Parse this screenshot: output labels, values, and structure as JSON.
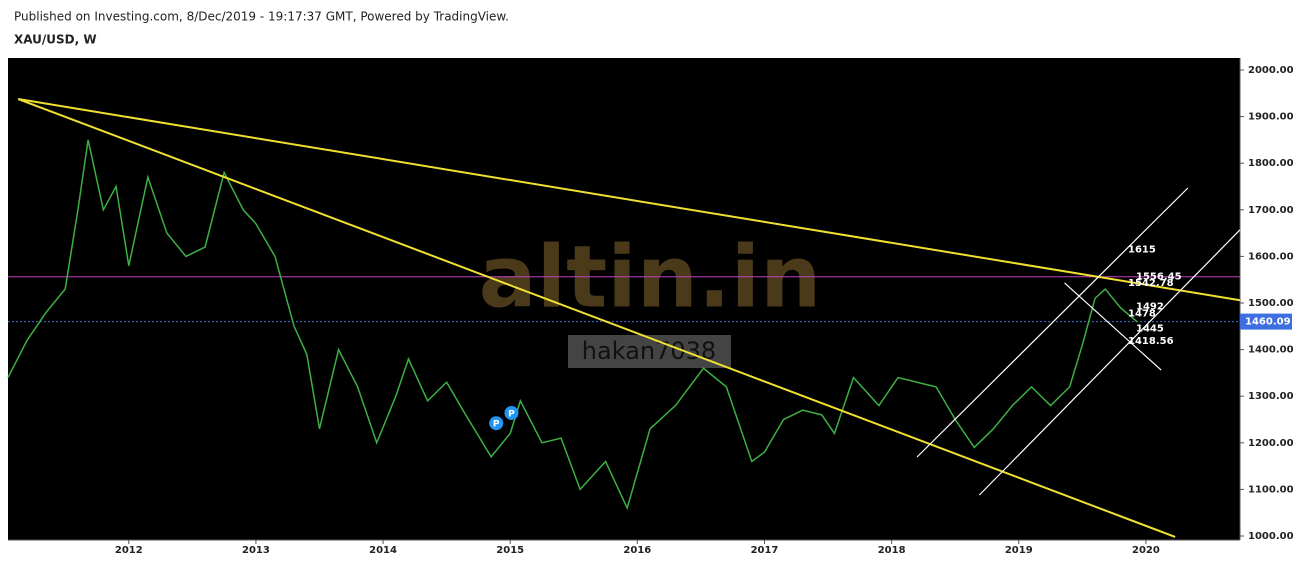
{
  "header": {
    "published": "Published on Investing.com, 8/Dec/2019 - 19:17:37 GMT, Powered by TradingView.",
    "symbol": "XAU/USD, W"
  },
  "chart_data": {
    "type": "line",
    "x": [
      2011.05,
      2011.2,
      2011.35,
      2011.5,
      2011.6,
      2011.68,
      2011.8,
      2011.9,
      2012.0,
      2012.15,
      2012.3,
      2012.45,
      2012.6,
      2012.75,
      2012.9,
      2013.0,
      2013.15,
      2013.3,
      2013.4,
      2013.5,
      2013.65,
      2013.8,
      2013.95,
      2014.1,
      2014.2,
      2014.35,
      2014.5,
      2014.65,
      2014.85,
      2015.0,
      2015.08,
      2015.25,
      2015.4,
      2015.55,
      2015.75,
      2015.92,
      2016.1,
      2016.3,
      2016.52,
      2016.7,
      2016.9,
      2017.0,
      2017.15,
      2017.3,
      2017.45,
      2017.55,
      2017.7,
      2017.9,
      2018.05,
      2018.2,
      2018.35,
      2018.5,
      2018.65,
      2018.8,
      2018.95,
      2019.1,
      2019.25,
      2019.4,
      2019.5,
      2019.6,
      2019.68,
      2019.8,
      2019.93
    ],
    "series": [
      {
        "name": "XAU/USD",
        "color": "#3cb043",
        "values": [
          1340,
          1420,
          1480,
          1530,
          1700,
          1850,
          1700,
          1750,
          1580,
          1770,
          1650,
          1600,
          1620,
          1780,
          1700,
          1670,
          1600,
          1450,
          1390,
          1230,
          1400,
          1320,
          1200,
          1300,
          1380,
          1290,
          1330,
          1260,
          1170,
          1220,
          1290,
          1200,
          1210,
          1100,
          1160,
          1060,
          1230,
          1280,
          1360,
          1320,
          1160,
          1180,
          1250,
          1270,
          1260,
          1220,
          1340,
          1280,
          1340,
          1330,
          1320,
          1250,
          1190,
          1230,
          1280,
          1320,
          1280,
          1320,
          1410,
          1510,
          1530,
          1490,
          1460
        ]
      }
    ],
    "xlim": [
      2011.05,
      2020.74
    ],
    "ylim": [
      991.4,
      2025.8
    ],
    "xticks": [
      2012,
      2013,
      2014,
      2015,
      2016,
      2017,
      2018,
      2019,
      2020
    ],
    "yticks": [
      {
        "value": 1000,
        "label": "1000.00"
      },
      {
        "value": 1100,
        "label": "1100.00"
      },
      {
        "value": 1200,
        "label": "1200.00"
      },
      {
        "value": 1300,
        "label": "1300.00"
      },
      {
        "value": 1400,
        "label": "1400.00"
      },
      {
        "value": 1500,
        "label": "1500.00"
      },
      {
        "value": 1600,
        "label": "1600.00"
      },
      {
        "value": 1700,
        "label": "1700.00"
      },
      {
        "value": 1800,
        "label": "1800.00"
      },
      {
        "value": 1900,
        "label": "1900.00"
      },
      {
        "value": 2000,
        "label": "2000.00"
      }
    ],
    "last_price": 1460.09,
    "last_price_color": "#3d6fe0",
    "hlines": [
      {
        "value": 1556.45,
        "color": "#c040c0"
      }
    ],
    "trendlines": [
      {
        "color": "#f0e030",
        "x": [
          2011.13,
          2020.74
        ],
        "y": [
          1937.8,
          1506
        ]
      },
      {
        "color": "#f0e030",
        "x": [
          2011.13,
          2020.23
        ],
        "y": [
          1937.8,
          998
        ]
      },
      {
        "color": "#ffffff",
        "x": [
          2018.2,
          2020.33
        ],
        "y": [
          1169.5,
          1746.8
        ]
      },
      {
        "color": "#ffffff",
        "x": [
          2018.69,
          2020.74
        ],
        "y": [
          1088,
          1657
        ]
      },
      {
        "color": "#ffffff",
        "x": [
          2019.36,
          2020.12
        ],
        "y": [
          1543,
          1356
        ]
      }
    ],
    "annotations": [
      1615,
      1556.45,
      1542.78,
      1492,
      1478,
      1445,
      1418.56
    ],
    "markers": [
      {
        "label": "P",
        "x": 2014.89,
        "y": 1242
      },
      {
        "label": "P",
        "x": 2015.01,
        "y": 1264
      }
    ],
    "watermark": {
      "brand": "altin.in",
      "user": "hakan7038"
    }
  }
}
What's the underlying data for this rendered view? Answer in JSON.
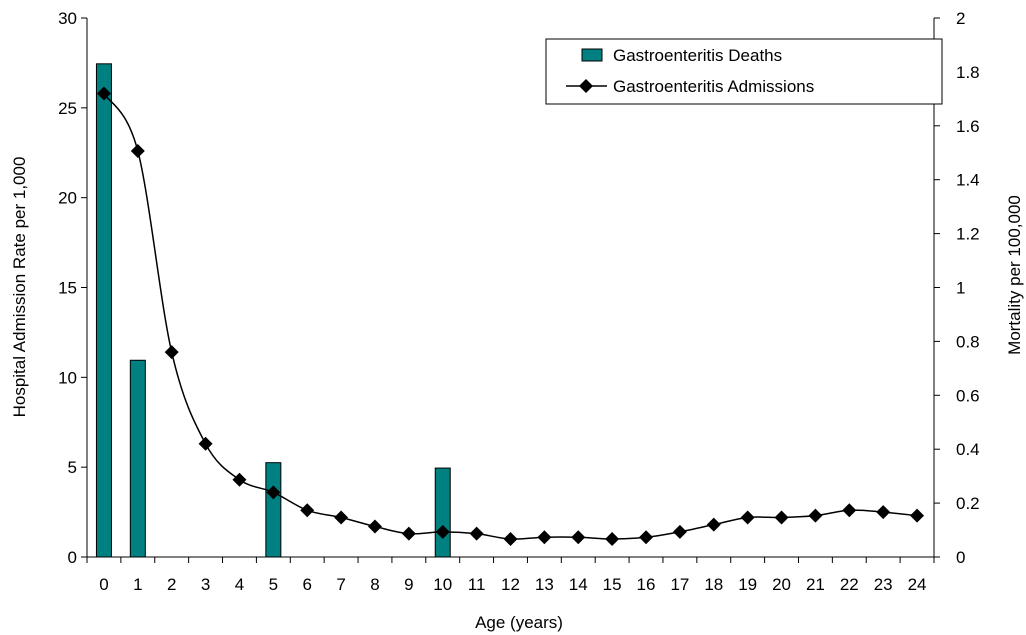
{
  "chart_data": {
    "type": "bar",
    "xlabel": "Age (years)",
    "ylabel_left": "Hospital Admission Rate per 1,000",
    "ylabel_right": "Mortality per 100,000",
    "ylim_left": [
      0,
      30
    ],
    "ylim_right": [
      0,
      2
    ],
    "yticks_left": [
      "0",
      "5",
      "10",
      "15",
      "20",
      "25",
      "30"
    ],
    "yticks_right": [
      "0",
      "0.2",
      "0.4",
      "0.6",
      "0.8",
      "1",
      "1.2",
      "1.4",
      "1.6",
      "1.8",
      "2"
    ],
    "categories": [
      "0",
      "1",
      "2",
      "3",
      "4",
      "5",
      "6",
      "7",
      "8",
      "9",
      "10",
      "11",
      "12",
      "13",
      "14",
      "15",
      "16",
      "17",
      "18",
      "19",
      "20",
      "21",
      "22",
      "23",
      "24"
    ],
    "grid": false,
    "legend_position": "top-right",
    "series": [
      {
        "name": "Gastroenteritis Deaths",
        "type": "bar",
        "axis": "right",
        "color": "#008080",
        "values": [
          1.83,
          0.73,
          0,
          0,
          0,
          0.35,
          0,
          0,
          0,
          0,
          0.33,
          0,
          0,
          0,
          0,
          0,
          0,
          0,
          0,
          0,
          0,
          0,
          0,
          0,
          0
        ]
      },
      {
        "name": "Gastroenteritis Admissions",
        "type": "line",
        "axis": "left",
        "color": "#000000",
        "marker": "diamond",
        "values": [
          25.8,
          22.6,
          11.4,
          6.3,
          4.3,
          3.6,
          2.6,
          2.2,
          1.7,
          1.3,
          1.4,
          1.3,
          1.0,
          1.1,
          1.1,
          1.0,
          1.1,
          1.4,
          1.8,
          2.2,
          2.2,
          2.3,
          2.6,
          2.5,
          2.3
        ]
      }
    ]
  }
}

* * *

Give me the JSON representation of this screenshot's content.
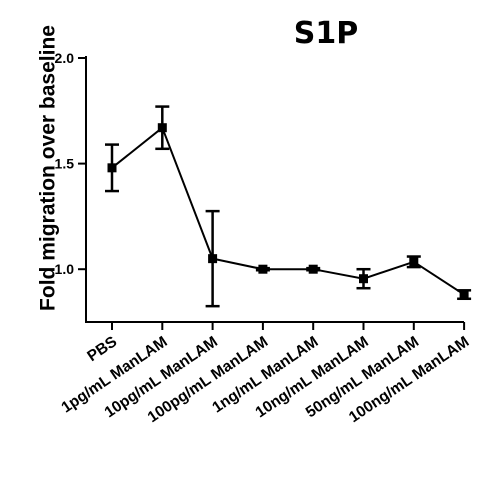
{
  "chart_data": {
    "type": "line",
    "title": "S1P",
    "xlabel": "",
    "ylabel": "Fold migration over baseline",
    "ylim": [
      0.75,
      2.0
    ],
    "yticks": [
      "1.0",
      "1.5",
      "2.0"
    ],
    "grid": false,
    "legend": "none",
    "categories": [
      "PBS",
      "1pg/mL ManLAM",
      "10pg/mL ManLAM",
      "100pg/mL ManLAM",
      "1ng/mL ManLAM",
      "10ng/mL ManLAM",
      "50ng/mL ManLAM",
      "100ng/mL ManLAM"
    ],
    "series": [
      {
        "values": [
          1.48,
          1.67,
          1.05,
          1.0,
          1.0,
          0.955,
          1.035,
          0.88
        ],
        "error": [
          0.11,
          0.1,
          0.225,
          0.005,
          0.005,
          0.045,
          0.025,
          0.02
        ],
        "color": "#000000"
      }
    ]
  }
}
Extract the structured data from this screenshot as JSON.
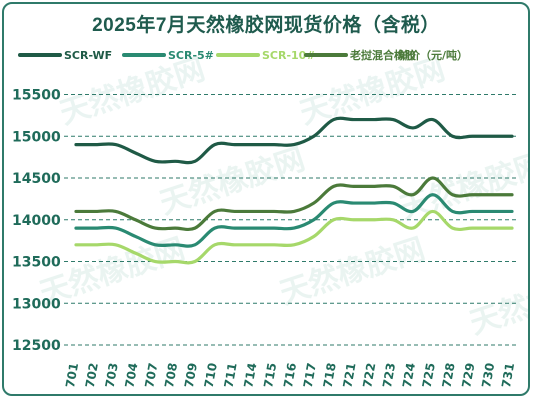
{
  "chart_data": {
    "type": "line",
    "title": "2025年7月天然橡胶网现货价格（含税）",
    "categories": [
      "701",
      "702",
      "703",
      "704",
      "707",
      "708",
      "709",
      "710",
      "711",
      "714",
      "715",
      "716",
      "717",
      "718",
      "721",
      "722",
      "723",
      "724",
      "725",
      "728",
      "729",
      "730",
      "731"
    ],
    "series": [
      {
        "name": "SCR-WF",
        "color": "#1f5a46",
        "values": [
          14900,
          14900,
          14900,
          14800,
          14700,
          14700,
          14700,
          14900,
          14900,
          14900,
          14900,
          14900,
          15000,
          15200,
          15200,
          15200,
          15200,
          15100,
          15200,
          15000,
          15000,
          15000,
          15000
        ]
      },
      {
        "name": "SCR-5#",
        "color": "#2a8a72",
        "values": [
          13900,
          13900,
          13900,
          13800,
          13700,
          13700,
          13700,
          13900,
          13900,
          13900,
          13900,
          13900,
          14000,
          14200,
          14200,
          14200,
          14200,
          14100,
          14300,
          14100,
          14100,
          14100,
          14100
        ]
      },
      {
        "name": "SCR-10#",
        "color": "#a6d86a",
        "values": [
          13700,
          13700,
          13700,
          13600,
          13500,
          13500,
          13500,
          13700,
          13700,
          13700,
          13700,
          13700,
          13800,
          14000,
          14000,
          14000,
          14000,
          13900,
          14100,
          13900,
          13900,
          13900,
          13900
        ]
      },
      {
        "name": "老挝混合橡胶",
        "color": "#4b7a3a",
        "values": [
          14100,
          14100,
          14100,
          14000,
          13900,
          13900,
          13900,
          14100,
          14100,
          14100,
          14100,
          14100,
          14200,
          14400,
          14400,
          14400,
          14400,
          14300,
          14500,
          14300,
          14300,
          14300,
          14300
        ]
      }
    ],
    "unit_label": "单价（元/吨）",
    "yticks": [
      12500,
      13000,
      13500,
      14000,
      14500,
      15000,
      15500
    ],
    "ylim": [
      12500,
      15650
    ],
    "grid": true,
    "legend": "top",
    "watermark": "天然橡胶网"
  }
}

● **Work to complete**:
Collect each line above holding the string "Gastroenteritis".

● **Written solution**:
        "name": "Gastroenteritis Deaths",
        "name": "Gastroenteritis Admissions",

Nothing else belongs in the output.